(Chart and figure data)
========
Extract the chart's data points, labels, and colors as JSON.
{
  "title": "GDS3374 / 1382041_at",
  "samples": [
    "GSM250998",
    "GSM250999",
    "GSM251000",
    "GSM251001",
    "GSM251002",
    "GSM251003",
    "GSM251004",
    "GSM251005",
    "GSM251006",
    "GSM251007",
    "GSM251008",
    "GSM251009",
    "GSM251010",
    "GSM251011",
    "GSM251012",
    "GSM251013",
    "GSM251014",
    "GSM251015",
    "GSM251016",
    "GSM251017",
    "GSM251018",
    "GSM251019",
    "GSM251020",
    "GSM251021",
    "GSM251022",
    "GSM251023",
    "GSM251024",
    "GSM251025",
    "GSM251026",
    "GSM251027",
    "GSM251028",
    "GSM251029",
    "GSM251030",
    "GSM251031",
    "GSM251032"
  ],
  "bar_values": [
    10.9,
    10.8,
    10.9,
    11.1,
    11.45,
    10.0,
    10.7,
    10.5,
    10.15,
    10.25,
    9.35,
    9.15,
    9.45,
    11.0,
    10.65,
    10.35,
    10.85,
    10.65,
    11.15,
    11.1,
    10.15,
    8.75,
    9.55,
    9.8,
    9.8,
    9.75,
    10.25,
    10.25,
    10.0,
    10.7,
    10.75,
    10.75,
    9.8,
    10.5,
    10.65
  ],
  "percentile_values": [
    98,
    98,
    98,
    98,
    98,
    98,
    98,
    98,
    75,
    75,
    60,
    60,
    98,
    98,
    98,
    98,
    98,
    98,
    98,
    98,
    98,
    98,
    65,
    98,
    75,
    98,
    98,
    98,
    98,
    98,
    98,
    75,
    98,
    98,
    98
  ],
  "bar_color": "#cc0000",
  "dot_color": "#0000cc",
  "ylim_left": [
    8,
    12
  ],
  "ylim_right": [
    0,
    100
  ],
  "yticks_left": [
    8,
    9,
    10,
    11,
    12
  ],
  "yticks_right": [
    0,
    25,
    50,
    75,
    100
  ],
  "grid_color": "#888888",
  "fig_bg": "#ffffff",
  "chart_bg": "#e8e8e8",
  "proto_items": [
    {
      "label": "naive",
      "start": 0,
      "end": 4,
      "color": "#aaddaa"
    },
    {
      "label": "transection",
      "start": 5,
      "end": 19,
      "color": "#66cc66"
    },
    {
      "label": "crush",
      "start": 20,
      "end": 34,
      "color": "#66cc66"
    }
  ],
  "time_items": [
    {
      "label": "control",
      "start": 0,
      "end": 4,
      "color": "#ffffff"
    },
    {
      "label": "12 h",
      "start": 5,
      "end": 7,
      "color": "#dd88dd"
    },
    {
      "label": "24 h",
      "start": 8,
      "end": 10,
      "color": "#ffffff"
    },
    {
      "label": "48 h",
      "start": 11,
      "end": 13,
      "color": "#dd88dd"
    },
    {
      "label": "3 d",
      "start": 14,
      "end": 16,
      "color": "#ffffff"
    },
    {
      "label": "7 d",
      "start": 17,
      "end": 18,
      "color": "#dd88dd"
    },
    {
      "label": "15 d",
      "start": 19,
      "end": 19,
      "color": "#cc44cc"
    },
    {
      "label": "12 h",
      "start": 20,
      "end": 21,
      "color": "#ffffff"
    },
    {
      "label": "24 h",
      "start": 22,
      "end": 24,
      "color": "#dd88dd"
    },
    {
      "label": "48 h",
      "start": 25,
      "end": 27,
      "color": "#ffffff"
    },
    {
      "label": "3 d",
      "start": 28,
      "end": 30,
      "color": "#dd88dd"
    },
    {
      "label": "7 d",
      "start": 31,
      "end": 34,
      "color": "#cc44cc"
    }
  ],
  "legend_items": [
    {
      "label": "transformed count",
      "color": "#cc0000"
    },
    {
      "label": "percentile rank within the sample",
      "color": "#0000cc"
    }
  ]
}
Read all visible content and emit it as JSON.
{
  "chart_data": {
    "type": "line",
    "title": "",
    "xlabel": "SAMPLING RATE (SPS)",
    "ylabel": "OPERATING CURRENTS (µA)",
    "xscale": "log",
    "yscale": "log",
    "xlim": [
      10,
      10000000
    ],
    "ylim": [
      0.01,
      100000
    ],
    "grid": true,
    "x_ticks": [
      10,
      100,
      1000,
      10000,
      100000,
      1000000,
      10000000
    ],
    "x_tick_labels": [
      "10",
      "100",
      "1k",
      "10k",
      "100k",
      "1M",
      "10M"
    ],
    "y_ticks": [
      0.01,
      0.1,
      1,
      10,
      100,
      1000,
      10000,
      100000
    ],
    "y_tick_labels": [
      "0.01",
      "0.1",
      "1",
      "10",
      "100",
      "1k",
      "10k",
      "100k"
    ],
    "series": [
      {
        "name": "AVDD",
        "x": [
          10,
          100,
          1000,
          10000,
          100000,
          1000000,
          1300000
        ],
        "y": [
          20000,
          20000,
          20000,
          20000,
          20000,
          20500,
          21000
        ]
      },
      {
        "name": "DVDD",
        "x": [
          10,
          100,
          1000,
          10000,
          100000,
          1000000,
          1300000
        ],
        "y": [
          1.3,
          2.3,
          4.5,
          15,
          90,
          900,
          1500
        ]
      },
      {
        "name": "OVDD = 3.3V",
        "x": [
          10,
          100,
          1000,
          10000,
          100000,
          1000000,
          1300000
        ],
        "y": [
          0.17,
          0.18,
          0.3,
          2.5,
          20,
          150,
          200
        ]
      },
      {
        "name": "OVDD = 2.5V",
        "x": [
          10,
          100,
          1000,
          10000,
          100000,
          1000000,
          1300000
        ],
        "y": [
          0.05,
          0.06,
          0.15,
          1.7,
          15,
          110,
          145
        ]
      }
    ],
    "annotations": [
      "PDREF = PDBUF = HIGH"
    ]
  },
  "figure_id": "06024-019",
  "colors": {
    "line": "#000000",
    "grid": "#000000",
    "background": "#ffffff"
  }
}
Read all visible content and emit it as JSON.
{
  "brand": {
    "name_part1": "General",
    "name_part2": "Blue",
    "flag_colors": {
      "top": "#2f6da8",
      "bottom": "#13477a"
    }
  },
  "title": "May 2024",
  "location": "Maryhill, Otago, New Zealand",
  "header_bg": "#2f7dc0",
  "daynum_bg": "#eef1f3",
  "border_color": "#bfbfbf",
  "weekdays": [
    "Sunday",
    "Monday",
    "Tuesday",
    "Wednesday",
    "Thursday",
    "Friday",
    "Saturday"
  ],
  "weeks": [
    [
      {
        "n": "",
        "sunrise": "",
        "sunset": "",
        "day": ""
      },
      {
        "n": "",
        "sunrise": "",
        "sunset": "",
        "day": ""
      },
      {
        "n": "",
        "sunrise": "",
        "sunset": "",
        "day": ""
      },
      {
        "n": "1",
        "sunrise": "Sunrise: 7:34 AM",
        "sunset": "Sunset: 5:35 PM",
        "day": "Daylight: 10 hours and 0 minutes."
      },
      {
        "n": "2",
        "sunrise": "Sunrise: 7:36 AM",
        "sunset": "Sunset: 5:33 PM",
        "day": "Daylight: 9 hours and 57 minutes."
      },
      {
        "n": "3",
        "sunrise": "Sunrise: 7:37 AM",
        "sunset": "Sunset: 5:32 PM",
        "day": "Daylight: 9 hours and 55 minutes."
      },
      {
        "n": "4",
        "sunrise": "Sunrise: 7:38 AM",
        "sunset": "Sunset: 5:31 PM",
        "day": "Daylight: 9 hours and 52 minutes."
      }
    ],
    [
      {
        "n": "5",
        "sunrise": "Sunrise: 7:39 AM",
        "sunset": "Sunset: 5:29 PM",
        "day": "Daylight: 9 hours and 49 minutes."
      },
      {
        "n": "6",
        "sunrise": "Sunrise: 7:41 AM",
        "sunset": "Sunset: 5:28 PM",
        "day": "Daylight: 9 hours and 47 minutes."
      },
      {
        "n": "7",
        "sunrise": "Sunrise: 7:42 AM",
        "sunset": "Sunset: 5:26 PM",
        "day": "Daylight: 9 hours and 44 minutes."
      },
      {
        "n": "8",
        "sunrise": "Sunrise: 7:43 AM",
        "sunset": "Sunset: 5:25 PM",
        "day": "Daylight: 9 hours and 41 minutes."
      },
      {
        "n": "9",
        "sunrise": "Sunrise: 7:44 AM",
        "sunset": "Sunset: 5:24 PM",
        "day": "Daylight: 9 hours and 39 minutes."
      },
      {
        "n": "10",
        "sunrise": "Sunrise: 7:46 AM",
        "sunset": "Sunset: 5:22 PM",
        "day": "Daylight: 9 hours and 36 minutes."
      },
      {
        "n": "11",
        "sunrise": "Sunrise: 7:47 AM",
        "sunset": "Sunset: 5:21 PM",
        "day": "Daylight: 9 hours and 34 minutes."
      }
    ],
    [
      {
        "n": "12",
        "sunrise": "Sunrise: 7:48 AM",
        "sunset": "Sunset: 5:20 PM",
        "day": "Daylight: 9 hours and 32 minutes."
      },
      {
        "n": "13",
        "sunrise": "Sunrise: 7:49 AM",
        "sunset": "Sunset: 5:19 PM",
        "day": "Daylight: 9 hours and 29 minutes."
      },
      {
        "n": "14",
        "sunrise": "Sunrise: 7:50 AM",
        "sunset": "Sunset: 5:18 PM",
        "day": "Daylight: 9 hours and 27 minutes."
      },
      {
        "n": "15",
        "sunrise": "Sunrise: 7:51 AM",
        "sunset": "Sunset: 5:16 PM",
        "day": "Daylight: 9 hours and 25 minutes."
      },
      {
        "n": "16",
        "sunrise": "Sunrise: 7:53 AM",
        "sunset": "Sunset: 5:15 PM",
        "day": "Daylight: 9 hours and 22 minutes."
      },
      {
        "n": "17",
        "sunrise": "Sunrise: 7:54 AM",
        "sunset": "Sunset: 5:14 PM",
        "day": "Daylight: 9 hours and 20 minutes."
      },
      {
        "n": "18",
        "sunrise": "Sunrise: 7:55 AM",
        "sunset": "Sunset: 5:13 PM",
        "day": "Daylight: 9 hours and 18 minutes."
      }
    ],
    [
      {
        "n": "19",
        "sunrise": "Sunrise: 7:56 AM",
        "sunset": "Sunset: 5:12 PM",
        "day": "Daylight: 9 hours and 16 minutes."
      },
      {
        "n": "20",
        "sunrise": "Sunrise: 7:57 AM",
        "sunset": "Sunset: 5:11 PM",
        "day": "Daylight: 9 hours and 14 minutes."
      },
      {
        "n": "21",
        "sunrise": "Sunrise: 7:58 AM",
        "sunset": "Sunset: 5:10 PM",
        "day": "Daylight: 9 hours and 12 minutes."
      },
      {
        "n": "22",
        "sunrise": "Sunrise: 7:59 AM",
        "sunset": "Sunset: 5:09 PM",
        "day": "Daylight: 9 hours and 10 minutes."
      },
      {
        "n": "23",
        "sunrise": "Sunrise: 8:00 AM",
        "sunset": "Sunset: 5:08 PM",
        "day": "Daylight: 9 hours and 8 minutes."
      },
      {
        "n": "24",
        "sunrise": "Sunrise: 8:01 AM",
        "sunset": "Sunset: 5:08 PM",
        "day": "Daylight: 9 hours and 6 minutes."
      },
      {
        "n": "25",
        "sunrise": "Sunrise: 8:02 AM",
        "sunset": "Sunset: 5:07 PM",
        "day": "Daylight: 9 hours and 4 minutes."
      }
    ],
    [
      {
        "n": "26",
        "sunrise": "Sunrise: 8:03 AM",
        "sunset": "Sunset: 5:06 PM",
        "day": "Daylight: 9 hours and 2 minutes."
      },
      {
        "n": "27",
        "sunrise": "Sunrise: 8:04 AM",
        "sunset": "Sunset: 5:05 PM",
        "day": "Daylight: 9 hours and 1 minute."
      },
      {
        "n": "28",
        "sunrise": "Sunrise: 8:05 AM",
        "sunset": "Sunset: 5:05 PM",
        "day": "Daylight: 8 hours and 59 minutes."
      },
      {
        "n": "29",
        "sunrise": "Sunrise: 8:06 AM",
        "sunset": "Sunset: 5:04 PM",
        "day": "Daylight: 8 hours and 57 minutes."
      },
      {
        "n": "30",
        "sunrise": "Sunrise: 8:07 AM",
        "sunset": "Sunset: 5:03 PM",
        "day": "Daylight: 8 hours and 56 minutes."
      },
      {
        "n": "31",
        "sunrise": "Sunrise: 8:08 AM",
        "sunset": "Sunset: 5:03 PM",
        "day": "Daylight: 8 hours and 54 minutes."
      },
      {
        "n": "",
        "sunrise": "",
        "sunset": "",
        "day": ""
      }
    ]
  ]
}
========
TASK BRIEF: Check each line of the records for "title" and copy the ones that contain it.

ANSWER FOR THIS EXERCISE:
  "title": "GDS3374 / 1382041_at",
    "title": "",
  "title": "May 2024",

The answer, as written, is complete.